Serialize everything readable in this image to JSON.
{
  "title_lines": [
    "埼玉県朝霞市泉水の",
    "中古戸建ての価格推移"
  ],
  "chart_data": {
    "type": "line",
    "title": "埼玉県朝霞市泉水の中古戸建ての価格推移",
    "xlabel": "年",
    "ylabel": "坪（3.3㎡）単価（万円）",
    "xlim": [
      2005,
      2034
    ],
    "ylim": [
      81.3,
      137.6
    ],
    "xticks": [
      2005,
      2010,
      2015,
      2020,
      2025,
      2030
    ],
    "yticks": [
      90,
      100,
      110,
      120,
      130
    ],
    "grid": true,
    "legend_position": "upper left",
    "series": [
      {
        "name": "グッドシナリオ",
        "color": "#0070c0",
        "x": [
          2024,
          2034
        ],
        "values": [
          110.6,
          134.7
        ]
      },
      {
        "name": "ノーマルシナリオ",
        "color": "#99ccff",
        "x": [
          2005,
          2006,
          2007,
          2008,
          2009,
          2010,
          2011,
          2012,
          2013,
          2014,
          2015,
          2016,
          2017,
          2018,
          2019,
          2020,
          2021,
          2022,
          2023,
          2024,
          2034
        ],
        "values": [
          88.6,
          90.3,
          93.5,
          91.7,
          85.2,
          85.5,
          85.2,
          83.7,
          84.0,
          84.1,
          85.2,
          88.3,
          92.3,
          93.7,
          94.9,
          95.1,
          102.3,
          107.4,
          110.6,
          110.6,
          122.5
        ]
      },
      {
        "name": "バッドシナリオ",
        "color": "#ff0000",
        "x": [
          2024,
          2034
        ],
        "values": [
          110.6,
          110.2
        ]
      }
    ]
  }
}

• [What you need to do]:
Return the material in full, exactly as shown.

• [Solution to this exercise]:
Serialize everything readable in this image to JSON.
{
  "title_lines": [
    "埼玉県朝霞市泉水の",
    "中古戸建ての価格推移"
  ],
  "chart_data": {
    "type": "line",
    "title": "埼玉県朝霞市泉水の中古戸建ての価格推移",
    "xlabel": "年",
    "ylabel": "坪（3.3㎡）単価（万円）",
    "xlim": [
      2005,
      2034
    ],
    "ylim": [
      81.3,
      137.6
    ],
    "xticks": [
      2005,
      2010,
      2015,
      2020,
      2025,
      2030
    ],
    "yticks": [
      90,
      100,
      110,
      120,
      130
    ],
    "grid": true,
    "legend_position": "upper left",
    "series": [
      {
        "name": "グッドシナリオ",
        "color": "#0070c0",
        "x": [
          2024,
          2034
        ],
        "values": [
          110.6,
          134.7
        ]
      },
      {
        "name": "ノーマルシナリオ",
        "color": "#99ccff",
        "x": [
          2005,
          2006,
          2007,
          2008,
          2009,
          2010,
          2011,
          2012,
          2013,
          2014,
          2015,
          2016,
          2017,
          2018,
          2019,
          2020,
          2021,
          2022,
          2023,
          2024,
          2034
        ],
        "values": [
          88.6,
          90.3,
          93.5,
          91.7,
          85.2,
          85.5,
          85.2,
          83.7,
          84.0,
          84.1,
          85.2,
          88.3,
          92.3,
          93.7,
          94.9,
          95.1,
          102.3,
          107.4,
          110.6,
          110.6,
          122.5
        ]
      },
      {
        "name": "バッドシナリオ",
        "color": "#ff0000",
        "x": [
          2024,
          2034
        ],
        "values": [
          110.6,
          110.2
        ]
      }
    ]
  }
}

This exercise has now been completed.